This is a tricky issue. There’s a project which I discovered while I was writing this post, called nix-ld, that is basically trying to deal with this same problem using a similar approach. They also ran into this impurity issue and decided that the best course was to force the user to specify which version of ld-linux.so to use via an environment variable. That’s a totally valid approach, and their program has some other very nice features,4 but what if we could somehow scan the binary and just figure out dynamically which ld-linux.so to use?

If we could figure this out dynamically, there would be an easy way to take advantage of the information. You see, there’s a way to override the program loader path hardcoded into a binary, which is just to invoke the loader directly as the first argument of your command (even before the program you’re trying to run). So for instance: $ foo will execute the program foo using the path to ld-linux.so in foo’s ELF headers. But $ /home/will/my_crazy_ld-linux.so foo will ignore the one that’s present in foo’s ELF headers, and directly use /home/will/my_crazy_ld-linux.so. But what this means is that you can “chain” program loaders – it’s possible to write a “meta-loader” which when asked to load a program, invokes some other loader to finish the job. To make this concrete, here’s the simplest possible example of such a meta-loader:

#!/usr/bin/env bash
/lib64/ld-linux-x86-64.so.2 $1

So if we knew what the correct loader should be, then we could have the meta-loader invoke it (and hardcode the path to the meta-loader into our program). But is there a foolproof way to decide what the correct loader is? Again, YES! There’s another special header in your executable which defines the “RPATH” and the “RUNPATH”, think of these as a way of providing hints to the dynamic linker about where to go looking for certain libraries that you’ve linked against. But for a binary compiled on NixOS, these actually contain store paths for (among other things) the glibc that your program was built against. And that same store path will contain a copy of ld-linux.so that is guaranteed (well, I hope) to work with that version of glibc. Best of all, having a bunch of extra RPATHs pointing to nonexistent Nix store locations doesn’t break anything on normal Linux. And that means we can actually have a plan that works.

Work to do => List each distinct absolute file path, meaning one that begins with "/", in the passage on chaining program loaders.

Given information =>
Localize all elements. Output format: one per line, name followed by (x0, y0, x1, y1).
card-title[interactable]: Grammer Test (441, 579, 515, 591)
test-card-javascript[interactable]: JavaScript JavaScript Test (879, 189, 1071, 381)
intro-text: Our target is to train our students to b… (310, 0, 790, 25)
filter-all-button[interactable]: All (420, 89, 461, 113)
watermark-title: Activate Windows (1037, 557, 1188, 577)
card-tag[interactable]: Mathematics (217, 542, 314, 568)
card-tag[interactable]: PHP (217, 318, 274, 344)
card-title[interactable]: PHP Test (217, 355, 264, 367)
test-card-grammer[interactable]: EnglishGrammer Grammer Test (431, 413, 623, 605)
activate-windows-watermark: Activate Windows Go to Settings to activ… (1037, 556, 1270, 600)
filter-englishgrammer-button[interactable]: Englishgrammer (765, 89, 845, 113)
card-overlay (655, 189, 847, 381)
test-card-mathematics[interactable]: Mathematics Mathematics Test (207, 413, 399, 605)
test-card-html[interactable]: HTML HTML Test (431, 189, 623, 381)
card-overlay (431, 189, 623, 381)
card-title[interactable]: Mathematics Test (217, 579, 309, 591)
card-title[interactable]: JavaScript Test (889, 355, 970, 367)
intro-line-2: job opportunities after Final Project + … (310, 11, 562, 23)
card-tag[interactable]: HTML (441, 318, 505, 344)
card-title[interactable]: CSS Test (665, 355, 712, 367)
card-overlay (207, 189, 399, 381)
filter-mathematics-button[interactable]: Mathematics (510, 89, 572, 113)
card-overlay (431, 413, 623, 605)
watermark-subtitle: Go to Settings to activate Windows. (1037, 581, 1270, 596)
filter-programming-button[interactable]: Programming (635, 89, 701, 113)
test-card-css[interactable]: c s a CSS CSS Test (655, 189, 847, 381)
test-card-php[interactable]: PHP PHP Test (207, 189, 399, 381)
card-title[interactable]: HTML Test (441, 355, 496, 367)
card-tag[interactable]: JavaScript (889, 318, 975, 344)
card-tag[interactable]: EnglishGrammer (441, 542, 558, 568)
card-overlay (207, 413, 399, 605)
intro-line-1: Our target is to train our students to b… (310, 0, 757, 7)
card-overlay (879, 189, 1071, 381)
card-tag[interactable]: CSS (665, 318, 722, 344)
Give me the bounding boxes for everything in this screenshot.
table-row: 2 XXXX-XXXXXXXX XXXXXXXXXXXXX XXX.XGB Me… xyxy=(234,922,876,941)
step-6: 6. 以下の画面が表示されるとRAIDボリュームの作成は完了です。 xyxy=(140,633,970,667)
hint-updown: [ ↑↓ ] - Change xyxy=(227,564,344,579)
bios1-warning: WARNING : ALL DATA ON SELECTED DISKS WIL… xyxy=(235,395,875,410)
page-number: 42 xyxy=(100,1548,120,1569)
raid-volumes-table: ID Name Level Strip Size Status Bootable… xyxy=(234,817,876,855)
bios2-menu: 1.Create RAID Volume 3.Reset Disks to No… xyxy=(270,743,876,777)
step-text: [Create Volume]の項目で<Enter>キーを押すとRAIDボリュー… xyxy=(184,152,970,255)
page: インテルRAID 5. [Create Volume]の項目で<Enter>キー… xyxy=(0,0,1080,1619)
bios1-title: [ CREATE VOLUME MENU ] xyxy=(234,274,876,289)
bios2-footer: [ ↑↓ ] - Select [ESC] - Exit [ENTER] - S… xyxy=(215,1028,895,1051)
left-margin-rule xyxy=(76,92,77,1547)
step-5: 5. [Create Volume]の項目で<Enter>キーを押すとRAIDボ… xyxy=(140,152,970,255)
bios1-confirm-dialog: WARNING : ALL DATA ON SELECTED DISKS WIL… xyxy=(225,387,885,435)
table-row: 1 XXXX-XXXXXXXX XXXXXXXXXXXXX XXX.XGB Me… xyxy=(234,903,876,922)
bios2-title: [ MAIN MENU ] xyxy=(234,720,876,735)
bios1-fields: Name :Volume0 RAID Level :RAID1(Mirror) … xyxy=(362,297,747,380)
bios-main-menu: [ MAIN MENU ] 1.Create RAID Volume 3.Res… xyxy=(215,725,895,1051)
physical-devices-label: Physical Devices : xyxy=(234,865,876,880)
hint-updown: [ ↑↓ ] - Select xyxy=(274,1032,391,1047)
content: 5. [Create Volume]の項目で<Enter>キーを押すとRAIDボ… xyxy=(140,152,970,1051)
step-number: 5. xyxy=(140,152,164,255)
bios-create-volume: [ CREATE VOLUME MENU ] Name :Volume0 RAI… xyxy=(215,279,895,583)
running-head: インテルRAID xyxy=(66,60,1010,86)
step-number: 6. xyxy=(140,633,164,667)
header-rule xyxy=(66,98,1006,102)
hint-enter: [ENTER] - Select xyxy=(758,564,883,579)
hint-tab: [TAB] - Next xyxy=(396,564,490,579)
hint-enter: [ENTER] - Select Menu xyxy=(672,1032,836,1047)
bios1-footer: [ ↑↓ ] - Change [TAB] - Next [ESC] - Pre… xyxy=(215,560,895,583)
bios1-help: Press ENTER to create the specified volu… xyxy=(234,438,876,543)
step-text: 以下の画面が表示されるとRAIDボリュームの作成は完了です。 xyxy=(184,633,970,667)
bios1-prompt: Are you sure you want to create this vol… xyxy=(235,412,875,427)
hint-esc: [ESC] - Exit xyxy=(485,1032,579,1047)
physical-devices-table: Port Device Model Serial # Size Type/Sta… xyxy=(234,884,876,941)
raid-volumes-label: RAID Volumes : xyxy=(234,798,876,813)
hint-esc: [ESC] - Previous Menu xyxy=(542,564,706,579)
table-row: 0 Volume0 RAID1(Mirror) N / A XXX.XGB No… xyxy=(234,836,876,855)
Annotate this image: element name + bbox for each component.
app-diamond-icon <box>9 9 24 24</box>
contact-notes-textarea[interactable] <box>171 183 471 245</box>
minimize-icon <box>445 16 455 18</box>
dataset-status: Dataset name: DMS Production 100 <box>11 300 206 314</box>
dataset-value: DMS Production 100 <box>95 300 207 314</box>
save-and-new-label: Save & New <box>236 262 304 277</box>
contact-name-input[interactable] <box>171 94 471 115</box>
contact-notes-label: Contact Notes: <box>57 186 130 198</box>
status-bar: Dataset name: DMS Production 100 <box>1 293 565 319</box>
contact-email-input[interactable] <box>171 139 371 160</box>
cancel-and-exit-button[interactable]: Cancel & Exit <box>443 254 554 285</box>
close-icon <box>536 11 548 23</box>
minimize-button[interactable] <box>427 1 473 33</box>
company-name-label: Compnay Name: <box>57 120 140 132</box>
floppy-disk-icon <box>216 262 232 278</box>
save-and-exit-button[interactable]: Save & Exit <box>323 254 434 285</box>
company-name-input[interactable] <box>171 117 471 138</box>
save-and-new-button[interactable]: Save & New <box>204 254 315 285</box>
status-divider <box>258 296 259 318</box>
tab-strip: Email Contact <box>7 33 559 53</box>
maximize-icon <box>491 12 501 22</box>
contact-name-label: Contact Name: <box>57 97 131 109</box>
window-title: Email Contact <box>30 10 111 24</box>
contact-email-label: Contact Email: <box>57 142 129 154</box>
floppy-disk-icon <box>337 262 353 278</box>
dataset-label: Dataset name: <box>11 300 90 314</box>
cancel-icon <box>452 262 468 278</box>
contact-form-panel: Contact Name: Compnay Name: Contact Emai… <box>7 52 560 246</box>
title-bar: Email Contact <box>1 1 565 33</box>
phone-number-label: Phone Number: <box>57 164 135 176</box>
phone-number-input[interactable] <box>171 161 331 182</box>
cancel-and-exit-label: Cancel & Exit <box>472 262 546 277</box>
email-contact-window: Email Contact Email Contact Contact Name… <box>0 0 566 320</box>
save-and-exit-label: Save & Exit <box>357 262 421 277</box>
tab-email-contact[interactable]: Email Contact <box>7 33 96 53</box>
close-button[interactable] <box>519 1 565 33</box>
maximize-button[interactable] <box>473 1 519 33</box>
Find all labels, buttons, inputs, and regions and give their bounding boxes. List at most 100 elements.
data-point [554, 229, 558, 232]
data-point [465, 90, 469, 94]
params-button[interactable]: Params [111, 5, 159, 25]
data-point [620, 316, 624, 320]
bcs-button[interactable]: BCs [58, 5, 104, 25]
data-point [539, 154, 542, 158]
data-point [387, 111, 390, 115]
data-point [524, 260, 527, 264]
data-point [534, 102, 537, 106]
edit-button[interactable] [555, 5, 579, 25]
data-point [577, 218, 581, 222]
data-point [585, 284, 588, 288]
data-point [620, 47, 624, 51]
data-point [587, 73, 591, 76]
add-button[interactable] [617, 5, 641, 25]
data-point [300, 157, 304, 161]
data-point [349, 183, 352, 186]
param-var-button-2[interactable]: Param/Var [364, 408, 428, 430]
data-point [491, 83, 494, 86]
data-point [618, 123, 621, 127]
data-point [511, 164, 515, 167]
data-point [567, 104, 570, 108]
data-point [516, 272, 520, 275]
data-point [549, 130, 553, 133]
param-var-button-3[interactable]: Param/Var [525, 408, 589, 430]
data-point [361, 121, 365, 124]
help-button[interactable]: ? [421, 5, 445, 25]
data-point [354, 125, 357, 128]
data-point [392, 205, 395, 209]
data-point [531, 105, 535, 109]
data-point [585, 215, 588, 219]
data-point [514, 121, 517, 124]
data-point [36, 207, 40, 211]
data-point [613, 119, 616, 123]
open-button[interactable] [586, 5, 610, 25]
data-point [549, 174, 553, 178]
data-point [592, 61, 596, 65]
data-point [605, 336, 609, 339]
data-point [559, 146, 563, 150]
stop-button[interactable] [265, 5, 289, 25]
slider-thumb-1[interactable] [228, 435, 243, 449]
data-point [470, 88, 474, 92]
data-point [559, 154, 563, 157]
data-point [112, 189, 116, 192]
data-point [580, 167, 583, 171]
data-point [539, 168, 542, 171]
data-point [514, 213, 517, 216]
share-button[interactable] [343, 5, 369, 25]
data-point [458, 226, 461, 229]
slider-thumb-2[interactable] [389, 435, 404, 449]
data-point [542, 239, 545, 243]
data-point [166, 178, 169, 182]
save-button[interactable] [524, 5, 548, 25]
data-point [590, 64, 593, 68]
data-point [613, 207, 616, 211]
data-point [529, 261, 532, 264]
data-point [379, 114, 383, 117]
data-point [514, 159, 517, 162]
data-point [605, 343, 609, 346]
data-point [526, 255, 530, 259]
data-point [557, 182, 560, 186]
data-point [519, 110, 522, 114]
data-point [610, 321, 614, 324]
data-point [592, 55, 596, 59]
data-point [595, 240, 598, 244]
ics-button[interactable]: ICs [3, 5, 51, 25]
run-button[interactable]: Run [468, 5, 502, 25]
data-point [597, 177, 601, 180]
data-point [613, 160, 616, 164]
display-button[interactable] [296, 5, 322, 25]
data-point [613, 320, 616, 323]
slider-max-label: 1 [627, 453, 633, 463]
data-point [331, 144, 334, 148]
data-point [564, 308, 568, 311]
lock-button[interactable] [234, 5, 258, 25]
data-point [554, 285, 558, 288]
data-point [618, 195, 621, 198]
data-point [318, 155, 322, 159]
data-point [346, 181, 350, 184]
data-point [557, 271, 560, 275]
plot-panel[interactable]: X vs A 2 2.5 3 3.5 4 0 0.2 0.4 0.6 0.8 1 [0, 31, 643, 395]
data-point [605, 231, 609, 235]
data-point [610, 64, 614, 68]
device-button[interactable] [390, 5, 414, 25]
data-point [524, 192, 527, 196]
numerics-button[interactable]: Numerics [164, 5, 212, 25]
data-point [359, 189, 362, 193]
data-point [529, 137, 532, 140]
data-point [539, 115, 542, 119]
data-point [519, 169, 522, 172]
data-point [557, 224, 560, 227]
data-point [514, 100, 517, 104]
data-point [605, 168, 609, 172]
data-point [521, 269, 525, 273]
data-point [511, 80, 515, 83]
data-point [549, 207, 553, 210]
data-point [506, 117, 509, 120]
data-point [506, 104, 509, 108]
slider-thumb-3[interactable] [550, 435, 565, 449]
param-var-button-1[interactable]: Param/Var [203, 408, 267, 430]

Answer for the task =>
- /home/will/my_crazy_ld-linux.so
- /usr/bin/env
- /lib64/ld-linux-x86-64.so.2